### About this exercise
Copy the passage on Sunette Viljoen's javelin prospects word for word, from "Spotakova finished second" up to and including "Games draw near.".

==== Given passage

Johannesburg - A personal best 69.35-metre throw last month suggests South African Sunette Viljoen is capable of becoming the first African to win an Olympic women's javelin medal.
Europeans have dominated the event since its introduction in 1932, finishing first 15 times while Cuba have collected two gold medals and the United States one through Babe Didrikson 80 years ago.
Didrikson won with a throw of 43.68 and the event has come a long way since with the world record 72.28 set by Czech Barbora Spotakova in German city Stuttgart four years ago.
Spotakova finished second behind 28-year-old Viljoen at the June Diamond League meet in New York and the constantly smiling South African sensed a slight chill in a once warm friendship as the London Games draw near.
Neither excelled at another Diamond League event in London last weekend with Spotakova (64.19) second and Viljoen (63.33) fourth as Katherine Sayers (66.17) of Great Britain won with a personal best fling.
Viljoen preferred to forget her showing in wet, gloomy London and recall her night of joy on the other side of the Atlantic, which raised belief that a gold medal is possible.
"It was an amazing feeling. Wow! Best throw in the world this year plus South African, African and Commonwealth records. It is an achievement I am extremely proud of because I have worked extremely hard for it.
"I still have a few metres in me. You will always be nervous ahead of an Olympics, but I am prepared and that means I have nothing to be afraid of," added the woman who played cricket for her country as a 15-year-old.

========
==== Data provided

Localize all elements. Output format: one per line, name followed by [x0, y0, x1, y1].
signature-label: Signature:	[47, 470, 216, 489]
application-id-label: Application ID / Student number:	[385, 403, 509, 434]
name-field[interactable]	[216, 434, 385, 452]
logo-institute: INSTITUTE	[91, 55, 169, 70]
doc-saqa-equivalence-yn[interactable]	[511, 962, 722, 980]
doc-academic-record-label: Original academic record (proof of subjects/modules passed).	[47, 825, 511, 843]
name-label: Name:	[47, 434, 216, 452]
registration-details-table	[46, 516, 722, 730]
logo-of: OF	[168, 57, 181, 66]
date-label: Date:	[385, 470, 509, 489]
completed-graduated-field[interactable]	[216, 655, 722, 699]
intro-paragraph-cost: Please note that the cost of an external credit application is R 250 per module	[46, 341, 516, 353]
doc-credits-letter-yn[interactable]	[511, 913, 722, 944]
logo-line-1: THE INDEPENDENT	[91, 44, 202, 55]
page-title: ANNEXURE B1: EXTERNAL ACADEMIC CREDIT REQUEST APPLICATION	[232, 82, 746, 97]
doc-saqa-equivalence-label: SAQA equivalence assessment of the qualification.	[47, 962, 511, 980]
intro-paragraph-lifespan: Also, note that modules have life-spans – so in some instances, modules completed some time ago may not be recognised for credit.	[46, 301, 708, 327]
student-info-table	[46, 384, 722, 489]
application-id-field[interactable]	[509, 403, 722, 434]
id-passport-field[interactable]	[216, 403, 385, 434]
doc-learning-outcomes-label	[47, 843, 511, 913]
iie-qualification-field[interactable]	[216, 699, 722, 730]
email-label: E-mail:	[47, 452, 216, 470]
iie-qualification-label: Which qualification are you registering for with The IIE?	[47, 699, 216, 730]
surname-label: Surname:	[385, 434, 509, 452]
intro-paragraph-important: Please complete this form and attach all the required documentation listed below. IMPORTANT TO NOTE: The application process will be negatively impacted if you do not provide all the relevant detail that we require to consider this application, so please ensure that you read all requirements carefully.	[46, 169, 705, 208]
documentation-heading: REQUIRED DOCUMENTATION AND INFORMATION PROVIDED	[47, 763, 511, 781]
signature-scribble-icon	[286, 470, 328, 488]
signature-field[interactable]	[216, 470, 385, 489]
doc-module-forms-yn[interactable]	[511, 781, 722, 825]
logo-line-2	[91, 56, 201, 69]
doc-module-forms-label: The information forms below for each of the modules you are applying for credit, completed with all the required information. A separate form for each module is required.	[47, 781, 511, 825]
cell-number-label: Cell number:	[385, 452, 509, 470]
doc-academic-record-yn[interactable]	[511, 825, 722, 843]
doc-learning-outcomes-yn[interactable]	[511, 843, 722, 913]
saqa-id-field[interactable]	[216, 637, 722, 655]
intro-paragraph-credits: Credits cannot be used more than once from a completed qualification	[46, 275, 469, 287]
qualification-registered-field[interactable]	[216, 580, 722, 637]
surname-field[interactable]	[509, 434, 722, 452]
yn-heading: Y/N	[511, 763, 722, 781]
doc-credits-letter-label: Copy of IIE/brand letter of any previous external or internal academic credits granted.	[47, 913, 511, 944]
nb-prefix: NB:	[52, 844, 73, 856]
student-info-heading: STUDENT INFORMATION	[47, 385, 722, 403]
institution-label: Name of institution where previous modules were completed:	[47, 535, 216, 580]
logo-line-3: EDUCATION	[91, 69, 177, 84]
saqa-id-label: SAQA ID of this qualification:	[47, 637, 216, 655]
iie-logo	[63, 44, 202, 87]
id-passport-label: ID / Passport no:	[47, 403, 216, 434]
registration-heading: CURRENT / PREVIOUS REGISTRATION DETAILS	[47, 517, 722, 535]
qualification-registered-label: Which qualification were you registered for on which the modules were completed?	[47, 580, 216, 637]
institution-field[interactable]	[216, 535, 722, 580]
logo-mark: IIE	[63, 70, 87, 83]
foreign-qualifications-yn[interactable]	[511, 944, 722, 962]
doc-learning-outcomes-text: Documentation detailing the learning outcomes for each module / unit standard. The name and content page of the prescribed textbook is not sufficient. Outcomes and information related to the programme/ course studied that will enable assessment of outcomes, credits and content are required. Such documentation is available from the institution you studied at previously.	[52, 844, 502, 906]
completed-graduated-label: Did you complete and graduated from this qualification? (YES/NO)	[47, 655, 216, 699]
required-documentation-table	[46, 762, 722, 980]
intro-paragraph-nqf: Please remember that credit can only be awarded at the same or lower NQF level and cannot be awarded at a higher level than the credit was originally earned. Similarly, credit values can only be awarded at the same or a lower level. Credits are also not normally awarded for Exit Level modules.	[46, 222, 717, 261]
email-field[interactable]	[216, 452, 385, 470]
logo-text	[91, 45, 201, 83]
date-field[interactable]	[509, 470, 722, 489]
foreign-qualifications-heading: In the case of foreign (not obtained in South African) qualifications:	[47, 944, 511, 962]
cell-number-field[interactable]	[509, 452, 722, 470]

========

### Answer area
Spotakova finished second behind 28-year-old Viljoen at the June Diamond League meet in New York and the constantly smiling South African sensed a slight chill in a once warm friendship as the London Games draw near.